───── EXTRACT ─────
Random Thoughts


#11 - murali v warne

this is sort of besides the point but I was trying to think of what beliefs people in the UK held without much rational basis. the best I came up with was our obsession with having everyone speak English. I think people here realise how much of a good thing they've got speaking english, we're too wee to exert massive influence over the world now but we're lucky because everyone else speaks it. you even have lefties like ed miliband going on about making everyone speak english in this country.

I mean, belgium, switzerland, spain, ukraine, india, basically every country in africa etc etc all seem to manage having a vastly multi-lingual society but we freak out as soon as we walk into a shop and can't ask for something in a regional accent.
 
Whatever your views on this I'd like people to try to avoid making it personal please. This probably belongs in the Issues Forum (or whatever we renamed it to) rather than Random Thoughts.
───── DATA EXTRACT ─────
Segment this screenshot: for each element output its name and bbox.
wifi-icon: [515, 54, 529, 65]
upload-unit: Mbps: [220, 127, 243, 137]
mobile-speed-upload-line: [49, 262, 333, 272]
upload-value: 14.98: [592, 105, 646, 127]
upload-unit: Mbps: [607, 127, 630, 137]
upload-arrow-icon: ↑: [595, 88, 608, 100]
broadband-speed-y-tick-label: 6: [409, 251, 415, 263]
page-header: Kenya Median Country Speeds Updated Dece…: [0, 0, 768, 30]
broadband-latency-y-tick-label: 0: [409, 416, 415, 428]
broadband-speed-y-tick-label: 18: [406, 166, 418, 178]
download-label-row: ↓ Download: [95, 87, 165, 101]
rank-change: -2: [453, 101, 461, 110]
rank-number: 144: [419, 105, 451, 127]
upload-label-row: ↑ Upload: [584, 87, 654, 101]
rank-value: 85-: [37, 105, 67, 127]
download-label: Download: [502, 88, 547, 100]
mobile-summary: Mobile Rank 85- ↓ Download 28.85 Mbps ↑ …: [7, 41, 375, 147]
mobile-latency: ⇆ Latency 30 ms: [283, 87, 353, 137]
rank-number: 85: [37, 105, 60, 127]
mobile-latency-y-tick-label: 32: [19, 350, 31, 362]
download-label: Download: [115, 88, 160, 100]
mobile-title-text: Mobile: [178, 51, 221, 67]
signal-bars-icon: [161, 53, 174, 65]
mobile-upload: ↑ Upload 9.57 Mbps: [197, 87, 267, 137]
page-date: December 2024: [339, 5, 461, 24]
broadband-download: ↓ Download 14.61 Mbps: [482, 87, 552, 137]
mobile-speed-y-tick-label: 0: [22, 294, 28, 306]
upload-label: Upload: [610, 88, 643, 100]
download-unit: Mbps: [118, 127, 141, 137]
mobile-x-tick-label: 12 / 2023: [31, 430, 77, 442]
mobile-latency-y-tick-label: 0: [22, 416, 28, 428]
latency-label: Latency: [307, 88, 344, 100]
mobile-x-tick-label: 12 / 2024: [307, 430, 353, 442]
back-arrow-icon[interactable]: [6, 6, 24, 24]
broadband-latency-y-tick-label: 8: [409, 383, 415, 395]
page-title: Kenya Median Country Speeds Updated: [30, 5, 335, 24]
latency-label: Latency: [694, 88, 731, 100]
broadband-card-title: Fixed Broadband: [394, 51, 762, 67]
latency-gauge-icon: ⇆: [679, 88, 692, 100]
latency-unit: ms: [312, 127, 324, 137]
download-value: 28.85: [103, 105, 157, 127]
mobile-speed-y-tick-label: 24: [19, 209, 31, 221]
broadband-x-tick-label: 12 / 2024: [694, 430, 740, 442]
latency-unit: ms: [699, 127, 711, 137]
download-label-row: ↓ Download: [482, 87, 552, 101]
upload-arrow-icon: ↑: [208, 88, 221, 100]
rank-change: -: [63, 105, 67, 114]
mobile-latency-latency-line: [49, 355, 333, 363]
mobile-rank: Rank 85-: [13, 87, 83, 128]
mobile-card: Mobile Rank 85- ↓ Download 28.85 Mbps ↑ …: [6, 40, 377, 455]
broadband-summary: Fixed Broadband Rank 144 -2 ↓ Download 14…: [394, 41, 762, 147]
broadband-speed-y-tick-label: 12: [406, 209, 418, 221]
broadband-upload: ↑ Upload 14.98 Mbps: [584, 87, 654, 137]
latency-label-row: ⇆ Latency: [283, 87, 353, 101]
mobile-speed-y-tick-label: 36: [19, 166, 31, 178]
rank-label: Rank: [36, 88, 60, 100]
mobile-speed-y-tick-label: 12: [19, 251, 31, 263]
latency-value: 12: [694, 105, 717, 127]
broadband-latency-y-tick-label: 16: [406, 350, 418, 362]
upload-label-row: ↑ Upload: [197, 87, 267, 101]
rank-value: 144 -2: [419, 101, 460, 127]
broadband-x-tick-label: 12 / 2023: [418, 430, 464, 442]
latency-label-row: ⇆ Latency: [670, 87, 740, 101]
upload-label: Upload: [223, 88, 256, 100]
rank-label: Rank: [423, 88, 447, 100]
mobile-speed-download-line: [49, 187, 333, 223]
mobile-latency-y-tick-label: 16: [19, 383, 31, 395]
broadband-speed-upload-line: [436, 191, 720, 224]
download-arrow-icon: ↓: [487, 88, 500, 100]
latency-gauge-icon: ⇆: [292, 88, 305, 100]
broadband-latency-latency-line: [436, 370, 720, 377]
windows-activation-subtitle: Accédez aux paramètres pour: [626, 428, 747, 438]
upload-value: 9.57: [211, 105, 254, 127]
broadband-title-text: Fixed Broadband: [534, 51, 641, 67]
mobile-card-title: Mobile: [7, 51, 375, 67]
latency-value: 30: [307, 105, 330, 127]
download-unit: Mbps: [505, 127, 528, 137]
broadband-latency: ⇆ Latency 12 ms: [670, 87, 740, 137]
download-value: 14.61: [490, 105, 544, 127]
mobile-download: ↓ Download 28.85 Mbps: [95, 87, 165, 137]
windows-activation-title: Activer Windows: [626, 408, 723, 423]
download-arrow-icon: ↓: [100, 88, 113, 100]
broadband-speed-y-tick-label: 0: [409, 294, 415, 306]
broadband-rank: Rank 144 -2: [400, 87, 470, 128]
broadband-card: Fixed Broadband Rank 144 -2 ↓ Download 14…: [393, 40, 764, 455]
─────
───── DATA EXTRACT ─────
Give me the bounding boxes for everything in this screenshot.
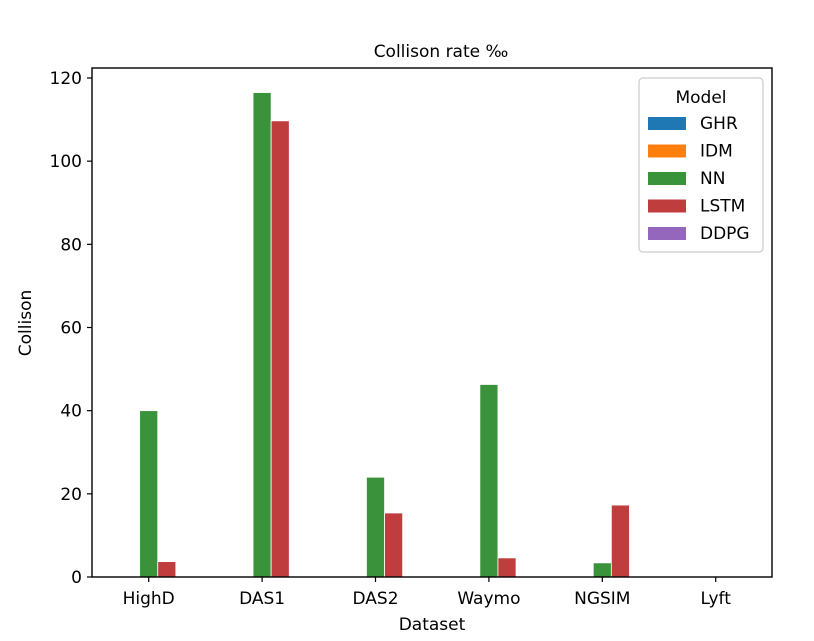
─────
### SET OF TASKS
**1)** In the forum post, which politician does the writer name as pushing for everyone in the country to speak English?
**2)** Extract the forum post word for word, starting at "I mean, belgium, switzerland, spain, ukraine, india, basically" up to and including "a regional accent.".
The data has no connection to the forum post.

### ANSWERS TO THE EXERCISE
**1)** Ed Miliband

**2)**
I mean, belgium, switzerland, spain, ukraine, india, basically every country in africa etc etc all seem to manage having a vastly multi-lingual society but we freak out as soon as we walk into a shop and can't ask for something in a regional accent.